- [Instrucción de trabajo 1]:
Responde a estas preguntas sobre el fragmento acerca de Cantó:
(a) ¿De qué diario fue director Emilio Romero?
(b) ¿Qué teoría le permitía sobrevivir a Emilio Romero, según contó él en televisión?
(c) ¿Con qué palabras animó Pablo Casado a Cantó?
- [Instrucción de trabajo 2]: Copia el fragmento sobre Cantó desde "El caso de Cantó" hasta "cargó el Opus.", ambos incluidos, y sustituye "diario" por "periódico".

- [Fragmento]:
- - - -

El caso de Cantó es importante porque indica que para ser político, en según qué circunstancia, no hace falta sino tener labia y usarla en la dirección que sople el viento, lo mismo que se requiere, ay, para ser periodista sin guardar escrúpulo alguno. Emilio Romero, que fue director del diario Pueblo en la época digamos aperturista del Gobierno de Franco, era un chaquetero bien apoyado en las distintas caras del régimen; una vez contó en televisión, y yo lo vi, que él sobrevivía gracias a la teoría del paraguas: llovía, abría el paraguas; dejaba de llover, cerraba el paraguas. Así se hizo influyente en los dos lados del franquismo, que también tenía varias aceras de poder, y él fue de un lado a otro sin que le tosieran en ningún sitio. Hasta que se lo cargó el Opus.

Cantó no ha sido capaz de igual virtuosismo, pero ha logrado algo insólito. Sin haber hecho nada de particular, sin haber promovido una ley, habiendo insultado a feministas y a izquierdistas, habiendo puesto sobre el tablero, incluso, la corrupción del PP, ha terminado siendo tenido como un político influyente, tanto como para alterar los planes electorales de la presidenta de la Comunidad de Madrid, metiéndose con fórceps en sus listas, y animado además como “brillante y valiente” por el presidente del partido, Pablo Casado. Es evidente que Cantó no ha sido especialmente brillante y tampoco ha sido un hombre valiente. No ha tenido por qué serlo, pues para saltar de un sitio a otro sólo hace falta la pértiga de la caradura (como la de Emilio Romero). Un hombre valiente era Alatriste, por ejemplo, y en el cine lo fue Vigo Mortessen, no fue elegido Cantó, pero lo cierto es que en la política este saltimbanqui de fortuna tiene ya un empleo que va camino de ser, a base de halterofilia, la materia de un guión sobre cómo sobrevivir en algo sin haberlo practicado.

- - - -

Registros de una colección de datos
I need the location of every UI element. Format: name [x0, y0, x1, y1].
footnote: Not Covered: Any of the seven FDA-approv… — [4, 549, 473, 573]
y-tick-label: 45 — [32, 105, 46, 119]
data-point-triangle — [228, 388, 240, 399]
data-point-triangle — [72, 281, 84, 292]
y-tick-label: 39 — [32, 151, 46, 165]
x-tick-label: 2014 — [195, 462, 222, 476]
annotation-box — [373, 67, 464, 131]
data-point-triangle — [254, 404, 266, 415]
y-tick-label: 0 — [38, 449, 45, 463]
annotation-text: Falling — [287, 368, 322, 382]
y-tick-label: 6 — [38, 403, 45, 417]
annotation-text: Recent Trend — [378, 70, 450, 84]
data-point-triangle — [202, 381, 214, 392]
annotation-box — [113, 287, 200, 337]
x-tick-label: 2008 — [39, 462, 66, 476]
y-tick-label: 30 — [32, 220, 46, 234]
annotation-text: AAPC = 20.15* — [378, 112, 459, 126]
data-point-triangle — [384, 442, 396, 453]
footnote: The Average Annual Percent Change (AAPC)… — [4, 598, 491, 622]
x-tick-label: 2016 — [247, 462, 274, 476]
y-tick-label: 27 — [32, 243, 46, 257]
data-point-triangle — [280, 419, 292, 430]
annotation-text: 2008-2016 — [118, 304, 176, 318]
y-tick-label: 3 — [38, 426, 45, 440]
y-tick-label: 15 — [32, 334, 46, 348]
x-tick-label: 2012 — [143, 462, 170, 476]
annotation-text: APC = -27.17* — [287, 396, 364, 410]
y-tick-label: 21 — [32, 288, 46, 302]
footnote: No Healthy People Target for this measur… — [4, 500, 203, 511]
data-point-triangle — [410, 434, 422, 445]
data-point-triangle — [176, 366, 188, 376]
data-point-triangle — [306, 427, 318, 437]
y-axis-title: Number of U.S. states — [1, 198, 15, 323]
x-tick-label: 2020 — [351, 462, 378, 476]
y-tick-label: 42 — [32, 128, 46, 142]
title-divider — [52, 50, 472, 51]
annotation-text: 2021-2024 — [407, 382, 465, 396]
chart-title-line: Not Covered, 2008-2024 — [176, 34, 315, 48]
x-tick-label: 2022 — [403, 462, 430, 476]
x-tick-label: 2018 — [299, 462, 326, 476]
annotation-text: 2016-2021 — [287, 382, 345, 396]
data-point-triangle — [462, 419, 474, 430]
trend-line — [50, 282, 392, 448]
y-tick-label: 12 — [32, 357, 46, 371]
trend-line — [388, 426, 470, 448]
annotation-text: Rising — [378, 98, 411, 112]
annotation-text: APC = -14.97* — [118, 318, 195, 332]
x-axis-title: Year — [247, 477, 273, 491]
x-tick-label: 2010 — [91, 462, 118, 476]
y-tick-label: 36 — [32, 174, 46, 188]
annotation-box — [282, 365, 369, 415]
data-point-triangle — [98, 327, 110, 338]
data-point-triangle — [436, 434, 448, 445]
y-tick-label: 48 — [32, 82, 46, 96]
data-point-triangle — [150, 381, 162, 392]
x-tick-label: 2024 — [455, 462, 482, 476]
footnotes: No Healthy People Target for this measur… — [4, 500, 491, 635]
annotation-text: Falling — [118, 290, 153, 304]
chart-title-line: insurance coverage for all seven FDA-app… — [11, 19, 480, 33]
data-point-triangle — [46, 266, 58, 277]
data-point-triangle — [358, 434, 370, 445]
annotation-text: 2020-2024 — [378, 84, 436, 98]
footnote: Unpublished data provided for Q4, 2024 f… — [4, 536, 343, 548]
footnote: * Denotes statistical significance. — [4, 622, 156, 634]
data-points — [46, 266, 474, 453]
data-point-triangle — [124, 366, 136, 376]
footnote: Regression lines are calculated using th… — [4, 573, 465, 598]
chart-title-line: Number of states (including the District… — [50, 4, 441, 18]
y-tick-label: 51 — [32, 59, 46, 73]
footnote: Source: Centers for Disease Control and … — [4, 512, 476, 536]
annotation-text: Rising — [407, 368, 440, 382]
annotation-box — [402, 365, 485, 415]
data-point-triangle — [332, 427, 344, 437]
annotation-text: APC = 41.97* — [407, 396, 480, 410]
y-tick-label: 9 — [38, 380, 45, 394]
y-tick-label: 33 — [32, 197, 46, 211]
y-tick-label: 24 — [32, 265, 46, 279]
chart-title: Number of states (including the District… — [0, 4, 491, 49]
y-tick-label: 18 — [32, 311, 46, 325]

- - - -

- [Tu respuesta 1]:
(a) Del diario Pueblo.
(b) La teoría del paraguas.
(c) Lo animó como "brillante y valiente".

- [Tu respuesta 2]:
El caso de Cantó es importante porque indica que para ser político, en según qué circunstancia, no hace falta sino tener labia y usarla en la dirección que sople el viento, lo mismo que se requiere, ay, para ser periodista sin guardar escrúpulo alguno. Emilio Romero, que fue director del periódico Pueblo en la época digamos aperturista del Gobierno de Franco, era un chaquetero bien apoyado en las distintas caras del régimen; una vez contó en televisión, y yo lo vi, que él sobrevivía gracias a la teoría del paraguas: llovía, abría el paraguas; dejaba de llover, cerraba el paraguas. Así se hizo influyente en los dos lados del franquismo, que también tenía varias aceras de poder, y él fue de un lado a otro sin que le tosieran en ningún sitio. Hasta que se lo cargó el Opus.